(STORED RECORDS):
+---+

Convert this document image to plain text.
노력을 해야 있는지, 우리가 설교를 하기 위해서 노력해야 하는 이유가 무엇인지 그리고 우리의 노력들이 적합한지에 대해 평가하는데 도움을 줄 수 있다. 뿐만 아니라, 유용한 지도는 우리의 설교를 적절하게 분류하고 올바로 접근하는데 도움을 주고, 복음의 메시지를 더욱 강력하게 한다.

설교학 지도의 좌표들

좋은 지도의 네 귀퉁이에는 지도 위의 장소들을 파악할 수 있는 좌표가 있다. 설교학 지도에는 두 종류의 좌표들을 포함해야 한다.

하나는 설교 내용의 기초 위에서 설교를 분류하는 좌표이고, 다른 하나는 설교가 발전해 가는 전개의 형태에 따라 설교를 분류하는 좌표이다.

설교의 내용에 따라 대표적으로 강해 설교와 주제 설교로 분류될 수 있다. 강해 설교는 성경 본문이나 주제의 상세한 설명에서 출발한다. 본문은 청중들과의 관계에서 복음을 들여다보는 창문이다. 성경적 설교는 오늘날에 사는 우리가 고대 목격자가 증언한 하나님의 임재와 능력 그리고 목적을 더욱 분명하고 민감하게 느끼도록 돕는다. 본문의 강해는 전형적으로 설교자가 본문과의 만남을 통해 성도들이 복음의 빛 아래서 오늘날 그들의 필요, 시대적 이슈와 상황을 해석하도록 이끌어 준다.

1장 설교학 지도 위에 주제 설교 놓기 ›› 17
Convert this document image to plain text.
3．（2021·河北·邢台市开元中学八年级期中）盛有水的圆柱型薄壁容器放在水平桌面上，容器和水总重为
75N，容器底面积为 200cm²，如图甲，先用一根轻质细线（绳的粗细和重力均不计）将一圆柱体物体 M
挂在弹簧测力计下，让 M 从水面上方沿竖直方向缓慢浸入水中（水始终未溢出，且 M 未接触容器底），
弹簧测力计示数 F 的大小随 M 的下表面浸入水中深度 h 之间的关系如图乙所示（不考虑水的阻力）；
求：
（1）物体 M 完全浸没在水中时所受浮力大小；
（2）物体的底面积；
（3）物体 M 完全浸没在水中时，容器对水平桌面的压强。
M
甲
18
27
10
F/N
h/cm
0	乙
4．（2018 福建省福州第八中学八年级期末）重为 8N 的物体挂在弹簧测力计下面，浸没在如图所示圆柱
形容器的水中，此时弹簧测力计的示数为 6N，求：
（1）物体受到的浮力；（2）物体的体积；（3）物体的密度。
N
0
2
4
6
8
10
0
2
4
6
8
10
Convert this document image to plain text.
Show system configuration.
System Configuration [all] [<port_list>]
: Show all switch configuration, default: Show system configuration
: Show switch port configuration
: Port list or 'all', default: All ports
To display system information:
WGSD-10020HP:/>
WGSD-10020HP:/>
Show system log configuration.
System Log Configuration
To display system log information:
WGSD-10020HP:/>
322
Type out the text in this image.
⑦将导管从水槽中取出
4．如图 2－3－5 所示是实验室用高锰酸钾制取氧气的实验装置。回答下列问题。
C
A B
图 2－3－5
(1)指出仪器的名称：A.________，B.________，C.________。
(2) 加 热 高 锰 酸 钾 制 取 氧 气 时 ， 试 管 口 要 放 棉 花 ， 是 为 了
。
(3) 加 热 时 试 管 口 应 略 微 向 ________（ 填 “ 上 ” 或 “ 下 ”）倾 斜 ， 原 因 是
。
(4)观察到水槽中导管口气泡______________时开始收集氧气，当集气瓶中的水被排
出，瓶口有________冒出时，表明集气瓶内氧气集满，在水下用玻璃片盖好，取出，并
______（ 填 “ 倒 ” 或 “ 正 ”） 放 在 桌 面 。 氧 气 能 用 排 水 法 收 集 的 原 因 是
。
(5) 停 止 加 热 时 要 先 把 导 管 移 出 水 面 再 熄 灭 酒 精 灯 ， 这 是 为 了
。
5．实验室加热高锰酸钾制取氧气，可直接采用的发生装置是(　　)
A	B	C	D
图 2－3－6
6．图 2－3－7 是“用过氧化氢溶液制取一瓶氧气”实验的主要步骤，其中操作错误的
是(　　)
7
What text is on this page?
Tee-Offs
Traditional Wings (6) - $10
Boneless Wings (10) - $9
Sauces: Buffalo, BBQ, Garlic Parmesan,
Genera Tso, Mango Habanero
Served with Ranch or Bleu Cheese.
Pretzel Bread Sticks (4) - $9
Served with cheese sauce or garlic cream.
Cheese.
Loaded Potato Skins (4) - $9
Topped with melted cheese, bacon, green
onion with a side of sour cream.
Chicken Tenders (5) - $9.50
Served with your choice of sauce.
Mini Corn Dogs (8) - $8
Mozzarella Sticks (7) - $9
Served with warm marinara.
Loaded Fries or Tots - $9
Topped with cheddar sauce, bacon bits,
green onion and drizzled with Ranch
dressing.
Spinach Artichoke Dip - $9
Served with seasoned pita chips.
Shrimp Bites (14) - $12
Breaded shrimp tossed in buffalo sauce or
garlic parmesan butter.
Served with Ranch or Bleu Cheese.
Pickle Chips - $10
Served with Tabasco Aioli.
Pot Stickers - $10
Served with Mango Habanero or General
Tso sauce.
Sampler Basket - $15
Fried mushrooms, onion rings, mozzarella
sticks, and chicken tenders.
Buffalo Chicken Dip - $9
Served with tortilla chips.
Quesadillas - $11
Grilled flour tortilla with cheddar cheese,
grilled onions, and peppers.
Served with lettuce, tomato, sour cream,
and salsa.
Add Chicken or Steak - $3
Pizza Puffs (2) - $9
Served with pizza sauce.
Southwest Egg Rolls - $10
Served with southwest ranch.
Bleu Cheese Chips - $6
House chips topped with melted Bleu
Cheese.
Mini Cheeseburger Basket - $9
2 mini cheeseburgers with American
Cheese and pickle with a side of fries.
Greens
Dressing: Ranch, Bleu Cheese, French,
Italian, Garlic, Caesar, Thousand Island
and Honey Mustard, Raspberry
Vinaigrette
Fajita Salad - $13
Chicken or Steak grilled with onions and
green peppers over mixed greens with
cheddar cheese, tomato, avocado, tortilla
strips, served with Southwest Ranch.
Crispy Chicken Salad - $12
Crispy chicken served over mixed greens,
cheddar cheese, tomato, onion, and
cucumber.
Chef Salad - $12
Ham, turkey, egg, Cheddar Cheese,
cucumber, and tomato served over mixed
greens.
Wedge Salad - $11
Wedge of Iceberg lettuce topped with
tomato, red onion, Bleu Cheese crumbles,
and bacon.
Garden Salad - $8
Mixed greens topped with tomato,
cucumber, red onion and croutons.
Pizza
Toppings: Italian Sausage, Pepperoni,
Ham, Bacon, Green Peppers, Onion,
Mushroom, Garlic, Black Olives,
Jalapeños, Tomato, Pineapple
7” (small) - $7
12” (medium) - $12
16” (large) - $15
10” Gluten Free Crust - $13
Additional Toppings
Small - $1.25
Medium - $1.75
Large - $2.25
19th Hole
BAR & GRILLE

+---+

(TASK): All of the entries must be written out exactly as they stand.

(RESPONSE FOR THIS EXERCISE):
Convert this document image to plain text.
노력을 해야 있는지, 우리가 설교를 하기 위해서 노력해야 하는 이유가 무엇인지 그리고 우리의 노력들이 적합한지에 대해 평가하는데 도움을 줄 수 있다. 뿐만 아니라, 유용한 지도는 우리의 설교를 적절하게 분류하고 올바로 접근하는데 도움을 주고, 복음의 메시지를 더욱 강력하게 한다.

설교학 지도의 좌표들

좋은 지도의 네 귀퉁이에는 지도 위의 장소들을 파악할 수 있는 좌표가 있다. 설교학 지도에는 두 종류의 좌표들을 포함해야 한다.

하나는 설교 내용의 기초 위에서 설교를 분류하는 좌표이고, 다른 하나는 설교가 발전해 가는 전개의 형태에 따라 설교를 분류하는 좌표이다.

설교의 내용에 따라 대표적으로 강해 설교와 주제 설교로 분류될 수 있다. 강해 설교는 성경 본문이나 주제의 상세한 설명에서 출발한다. 본문은 청중들과의 관계에서 복음을 들여다보는 창문이다. 성경적 설교는 오늘날에 사는 우리가 고대 목격자가 증언한 하나님의 임재와 능력 그리고 목적을 더욱 분명하고 민감하게 느끼도록 돕는다. 본문의 강해는 전형적으로 설교자가 본문과의 만남을 통해 성도들이 복음의 빛 아래서 오늘날 그들의 필요, 시대적 이슈와 상황을 해석하도록 이끌어 준다.

1장 설교학 지도 위에 주제 설교 놓기 ›› 17
Convert this document image to plain text.
3．（2021·河北·邢台市开元中学八年级期中）盛有水的圆柱型薄壁容器放在水平桌面上，容器和水总重为
75N，容器底面积为 200cm²，如图甲，先用一根轻质细线（绳的粗细和重力均不计）将一圆柱体物体 M
挂在弹簧测力计下，让 M 从水面上方沿竖直方向缓慢浸入水中（水始终未溢出，且 M 未接触容器底），
弹簧测力计示数 F 的大小随 M 的下表面浸入水中深度 h 之间的关系如图乙所示（不考虑水的阻力）；
求：
（1）物体 M 完全浸没在水中时所受浮力大小；
（2）物体的底面积；
（3）物体 M 完全浸没在水中时，容器对水平桌面的压强。
M
甲
18
27
10
F/N
h/cm
0	乙
4．（2018 福建省福州第八中学八年级期末）重为 8N 的物体挂在弹簧测力计下面，浸没在如图所示圆柱
形容器的水中，此时弹簧测力计的示数为 6N，求：
（1）物体受到的浮力；（2）物体的体积；（3）物体的密度。
N
0
2
4
6
8
10
0
2
4
6
8
10
Convert this document image to plain text.
Show system configuration.
System Configuration [all] [<port_list>]
: Show all switch configuration, default: Show system configuration
: Show switch port configuration
: Port list or 'all', default: All ports
To display system information:
WGSD-10020HP:/>
WGSD-10020HP:/>
Show system log configuration.
System Log Configuration
To display system log information:
WGSD-10020HP:/>
322
Type out the text in this image.
⑦将导管从水槽中取出
4．如图 2－3－5 所示是实验室用高锰酸钾制取氧气的实验装置。回答下列问题。
C
A B
图 2－3－5
(1)指出仪器的名称：A.________，B.________，C.________。
(2) 加 热 高 锰 酸 钾 制 取 氧 气 时 ， 试 管 口 要 放 棉 花 ， 是 为 了
。
(3) 加 热 时 试 管 口 应 略 微 向 ________（ 填 “ 上 ” 或 “ 下 ”）倾 斜 ， 原 因 是
。
(4)观察到水槽中导管口气泡______________时开始收集氧气，当集气瓶中的水被排
出，瓶口有________冒出时，表明集气瓶内氧气集满，在水下用玻璃片盖好，取出，并
______（ 填 “ 倒 ” 或 “ 正 ”） 放 在 桌 面 。 氧 气 能 用 排 水 法 收 集 的 原 因 是
。
(5) 停 止 加 热 时 要 先 把 导 管 移 出 水 面 再 熄 灭 酒 精 灯 ， 这 是 为 了
。
5．实验室加热高锰酸钾制取氧气，可直接采用的发生装置是(　　)
A	B	C	D
图 2－3－6
6．图 2－3－7 是“用过氧化氢溶液制取一瓶氧气”实验的主要步骤，其中操作错误的
是(　　)
7
What text is on this page?
Tee-Offs
Traditional Wings (6) - $10
Boneless Wings (10) - $9
Sauces: Buffalo, BBQ, Garlic Parmesan,
Genera Tso, Mango Habanero
Served with Ranch or Bleu Cheese.
Pretzel Bread Sticks (4) - $9
Served with cheese sauce or garlic cream.
Cheese.
Loaded Potato Skins (4) - $9
Topped with melted cheese, bacon, green
onion with a side of sour cream.
Chicken Tenders (5) - $9.50
Served with your choice of sauce.
Mini Corn Dogs (8) - $8
Mozzarella Sticks (7) - $9
Served with warm marinara.
Loaded Fries or Tots - $9
Topped with cheddar sauce, bacon bits,
green onion and drizzled with Ranch
dressing.
Spinach Artichoke Dip - $9
Served with seasoned pita chips.
Shrimp Bites (14) - $12
Breaded shrimp tossed in buffalo sauce or
garlic parmesan butter.
Served with Ranch or Bleu Cheese.
Pickle Chips - $10
Served with Tabasco Aioli.
Pot Stickers - $10
Served with Mango Habanero or General
Tso sauce.
Sampler Basket - $15
Fried mushrooms, onion rings, mozzarella
sticks, and chicken tenders.
Buffalo Chicken Dip - $9
Served with tortilla chips.
Quesadillas - $11
Grilled flour tortilla with cheddar cheese,
grilled onions, and peppers.
Served with lettuce, tomato, sour cream,
and salsa.
Add Chicken or Steak - $3
Pizza Puffs (2) - $9
Served with pizza sauce.
Southwest Egg Rolls - $10
Served with southwest ranch.
Bleu Cheese Chips - $6
House chips topped with melted Bleu
Cheese.
Mini Cheeseburger Basket - $9
2 mini cheeseburgers with American
Cheese and pickle with a side of fries.
Greens
Dressing: Ranch, Bleu Cheese, French,
Italian, Garlic, Caesar, Thousand Island
and Honey Mustard, Raspberry
Vinaigrette
Fajita Salad - $13
Chicken or Steak grilled with onions and
green peppers over mixed greens with
cheddar cheese, tomato, avocado, tortilla
strips, served with Southwest Ranch.
Crispy Chicken Salad - $12
Crispy chicken served over mixed greens,
cheddar cheese, tomato, onion, and
cucumber.
Chef Salad - $12
Ham, turkey, egg, Cheddar Cheese,
cucumber, and tomato served over mixed
greens.
Wedge Salad - $11
Wedge of Iceberg lettuce topped with
tomato, red onion, Bleu Cheese crumbles,
and bacon.
Garden Salad - $8
Mixed greens topped with tomato,
cucumber, red onion and croutons.
Pizza
Toppings: Italian Sausage, Pepperoni,
Ham, Bacon, Green Peppers, Onion,
Mushroom, Garlic, Black Olives,
Jalapeños, Tomato, Pineapple
7” (small) - $7
12” (medium) - $12
16” (large) - $15
10” Gluten Free Crust - $13
Additional Toppings
Small - $1.25
Medium - $1.75
Large - $2.25
19th Hole
BAR & GRILLE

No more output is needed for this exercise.